Drop the images; return everything else in the listing below exactly.

> [Entries]:
+-------+
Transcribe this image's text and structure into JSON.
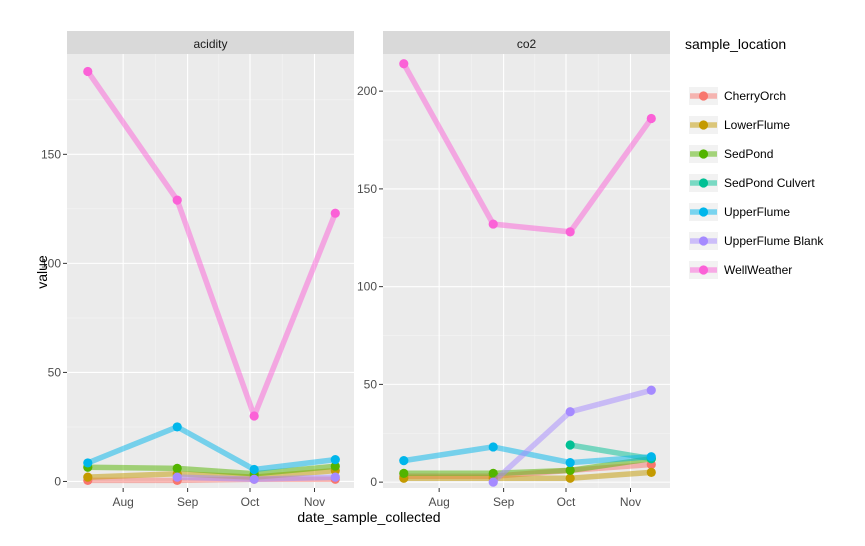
{
  "chart_data": {
    "type": "line",
    "xlabel": "date_sample_collected",
    "ylabel": "value",
    "legend_title": "sample_location",
    "legend_position": "right",
    "grid": true,
    "x_ticks": [
      "Aug",
      "Sep",
      "Oct",
      "Nov"
    ],
    "x_dates": [
      "2014-07-15",
      "2014-08-27",
      "2014-10-03",
      "2014-11-11"
    ],
    "colors": {
      "CherryOrch": "#F8766D",
      "LowerFlume": "#C49A00",
      "SedPond": "#53B400",
      "SedPond Culvert": "#00C094",
      "UpperFlume": "#00B6EB",
      "UpperFlume Blank": "#A58AFF",
      "WellWeather": "#FB61D7"
    },
    "panels": [
      {
        "title": "acidity",
        "y_ticks": [
          0,
          50,
          100,
          150
        ],
        "ylim": [
          -3,
          196
        ],
        "series": [
          {
            "name": "CherryOrch",
            "values": [
              0.5,
              0.5,
              1,
              1
            ]
          },
          {
            "name": "LowerFlume",
            "values": [
              2,
              3.5,
              2,
              5
            ]
          },
          {
            "name": "SedPond",
            "values": [
              6.5,
              6,
              3.5,
              7
            ]
          },
          {
            "name": "UpperFlume",
            "values": [
              8.5,
              25,
              5.5,
              10
            ]
          },
          {
            "name": "UpperFlume Blank",
            "values": [
              null,
              2,
              1,
              2
            ]
          },
          {
            "name": "WellWeather",
            "values": [
              188,
              129,
              30,
              123
            ]
          }
        ]
      },
      {
        "title": "co2",
        "y_ticks": [
          0,
          50,
          100,
          150,
          200
        ],
        "ylim": [
          -3,
          219
        ],
        "series": [
          {
            "name": "CherryOrch",
            "values": [
              3,
              3,
              6,
              9
            ]
          },
          {
            "name": "LowerFlume",
            "values": [
              2,
              2,
              2,
              5
            ]
          },
          {
            "name": "SedPond",
            "values": [
              4.5,
              4.5,
              6,
              12
            ]
          },
          {
            "name": "SedPond Culvert",
            "values": [
              null,
              null,
              19,
              12
            ]
          },
          {
            "name": "UpperFlume",
            "values": [
              11,
              18,
              10,
              13
            ]
          },
          {
            "name": "UpperFlume Blank",
            "values": [
              null,
              0,
              36,
              47
            ]
          },
          {
            "name": "WellWeather",
            "values": [
              214,
              132,
              128,
              186
            ]
          }
        ]
      }
    ]
  }
}
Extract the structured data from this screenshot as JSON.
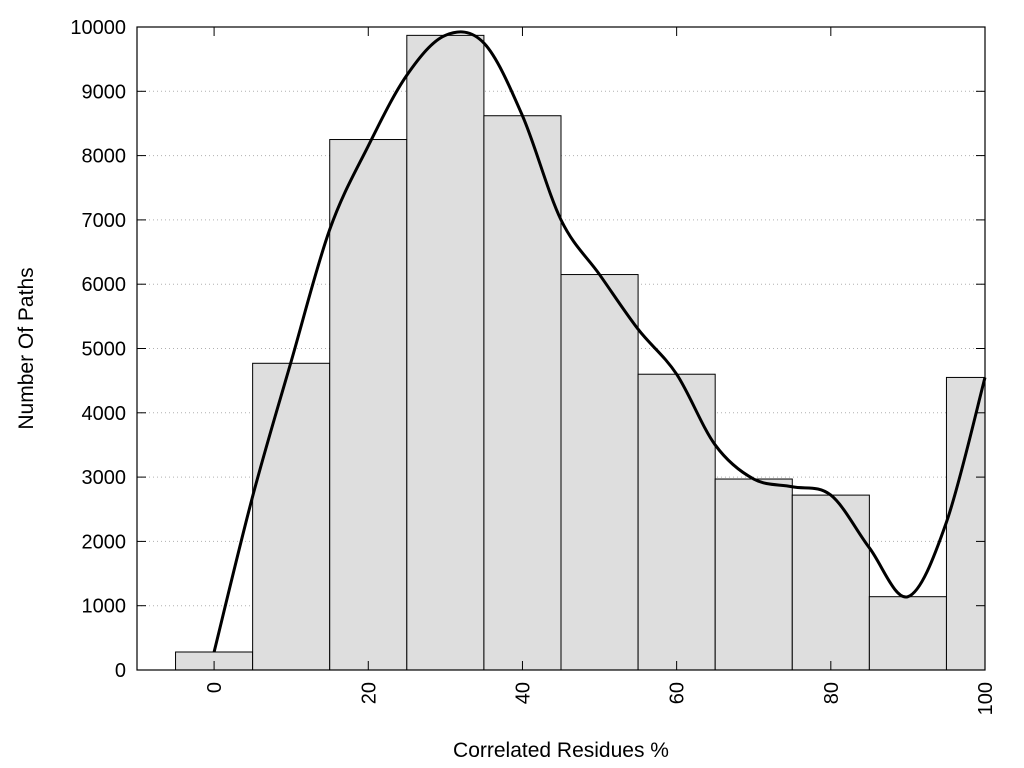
{
  "chart_data": {
    "type": "bar",
    "title": "",
    "xlabel": "Correlated Residues %",
    "ylabel": "Number Of Paths",
    "xlim": [
      -10,
      100
    ],
    "ylim": [
      0,
      10000
    ],
    "x_ticks": [
      0,
      20,
      40,
      60,
      80,
      100
    ],
    "y_ticks": [
      0,
      1000,
      2000,
      3000,
      4000,
      5000,
      6000,
      7000,
      8000,
      9000,
      10000
    ],
    "grid": "horizontal dotted",
    "bin_width": 10,
    "bins": [
      0,
      10,
      20,
      30,
      40,
      50,
      60,
      70,
      80,
      90,
      100
    ],
    "values": [
      280,
      4770,
      8250,
      9870,
      8620,
      6150,
      4600,
      2970,
      2720,
      1140,
      4550
    ],
    "bar_color": "#dedede",
    "curve_color": "#000000",
    "curve": {
      "x": [
        0,
        5,
        10,
        15,
        20,
        25,
        30,
        35,
        40,
        45,
        50,
        55,
        60,
        65,
        70,
        75,
        80,
        85,
        90,
        95,
        100
      ],
      "y": [
        280,
        2700,
        4800,
        6850,
        8150,
        9250,
        9870,
        9750,
        8620,
        7000,
        6150,
        5300,
        4600,
        3500,
        2970,
        2850,
        2720,
        1900,
        1140,
        2300,
        4550
      ]
    }
  }
}
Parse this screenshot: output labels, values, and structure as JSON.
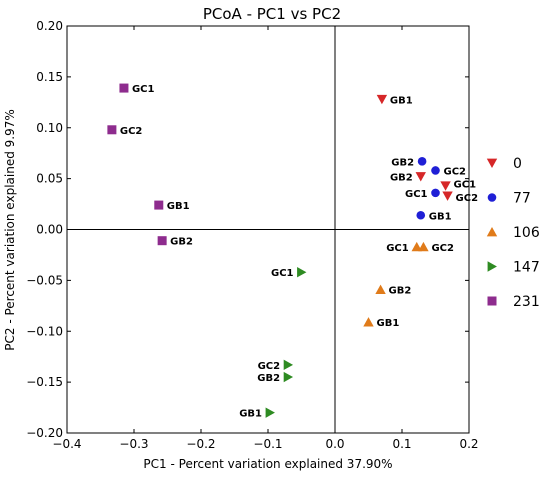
+-------+
> [Solution for this exercise]:
Transcribe this image's text and structure into JSON.
{
  "chart_data": {
    "type": "line",
    "xlabel": "date_sample_collected",
    "ylabel": "value",
    "legend_title": "sample_location",
    "legend_position": "right",
    "grid": true,
    "x_ticks": [
      "Aug",
      "Sep",
      "Oct",
      "Nov"
    ],
    "x_dates": [
      "2014-07-15",
      "2014-08-27",
      "2014-10-03",
      "2014-11-11"
    ],
    "colors": {
      "CherryOrch": "#F8766D",
      "LowerFlume": "#C49A00",
      "SedPond": "#53B400",
      "SedPond Culvert": "#00C094",
      "UpperFlume": "#00B6EB",
      "UpperFlume Blank": "#A58AFF",
      "WellWeather": "#FB61D7"
    },
    "panels": [
      {
        "title": "acidity",
        "y_ticks": [
          0,
          50,
          100,
          150
        ],
        "ylim": [
          -3,
          196
        ],
        "series": [
          {
            "name": "CherryOrch",
            "values": [
              0.5,
              0.5,
              1,
              1
            ]
          },
          {
            "name": "LowerFlume",
            "values": [
              2,
              3.5,
              2,
              5
            ]
          },
          {
            "name": "SedPond",
            "values": [
              6.5,
              6,
              3.5,
              7
            ]
          },
          {
            "name": "UpperFlume",
            "values": [
              8.5,
              25,
              5.5,
              10
            ]
          },
          {
            "name": "UpperFlume Blank",
            "values": [
              null,
              2,
              1,
              2
            ]
          },
          {
            "name": "WellWeather",
            "values": [
              188,
              129,
              30,
              123
            ]
          }
        ]
      },
      {
        "title": "co2",
        "y_ticks": [
          0,
          50,
          100,
          150,
          200
        ],
        "ylim": [
          -3,
          219
        ],
        "series": [
          {
            "name": "CherryOrch",
            "values": [
              3,
              3,
              6,
              9
            ]
          },
          {
            "name": "LowerFlume",
            "values": [
              2,
              2,
              2,
              5
            ]
          },
          {
            "name": "SedPond",
            "values": [
              4.5,
              4.5,
              6,
              12
            ]
          },
          {
            "name": "SedPond Culvert",
            "values": [
              null,
              null,
              19,
              12
            ]
          },
          {
            "name": "UpperFlume",
            "values": [
              11,
              18,
              10,
              13
            ]
          },
          {
            "name": "UpperFlume Blank",
            "values": [
              null,
              0,
              36,
              47
            ]
          },
          {
            "name": "WellWeather",
            "values": [
              214,
              132,
              128,
              186
            ]
          }
        ]
      }
    ]
  }
}
Extract the structured data from this screenshot as JSON.
{
  "chart_data": {
    "type": "bar",
    "title": "",
    "xlabel": "Correlated Residues %",
    "ylabel": "Number Of Paths",
    "xlim": [
      -10,
      100
    ],
    "ylim": [
      0,
      10000
    ],
    "x_ticks": [
      0,
      20,
      40,
      60,
      80,
      100
    ],
    "y_ticks": [
      0,
      1000,
      2000,
      3000,
      4000,
      5000,
      6000,
      7000,
      8000,
      9000,
      10000
    ],
    "grid": "horizontal dotted",
    "bin_width": 10,
    "bins": [
      0,
      10,
      20,
      30,
      40,
      50,
      60,
      70,
      80,
      90,
      100
    ],
    "values": [
      280,
      4770,
      8250,
      9870,
      8620,
      6150,
      4600,
      2970,
      2720,
      1140,
      4550
    ],
    "bar_color": "#dedede",
    "curve_color": "#000000",
    "curve": {
      "x": [
        0,
        5,
        10,
        15,
        20,
        25,
        30,
        35,
        40,
        45,
        50,
        55,
        60,
        65,
        70,
        75,
        80,
        85,
        90,
        95,
        100
      ],
      "y": [
        280,
        2700,
        4800,
        6850,
        8150,
        9250,
        9870,
        9750,
        8620,
        7000,
        6150,
        5300,
        4600,
        3500,
        2970,
        2850,
        2720,
        1900,
        1140,
        2300,
        4550
      ]
    }
  }
}
Parse this screenshot: output labels, values, and structure as JSON.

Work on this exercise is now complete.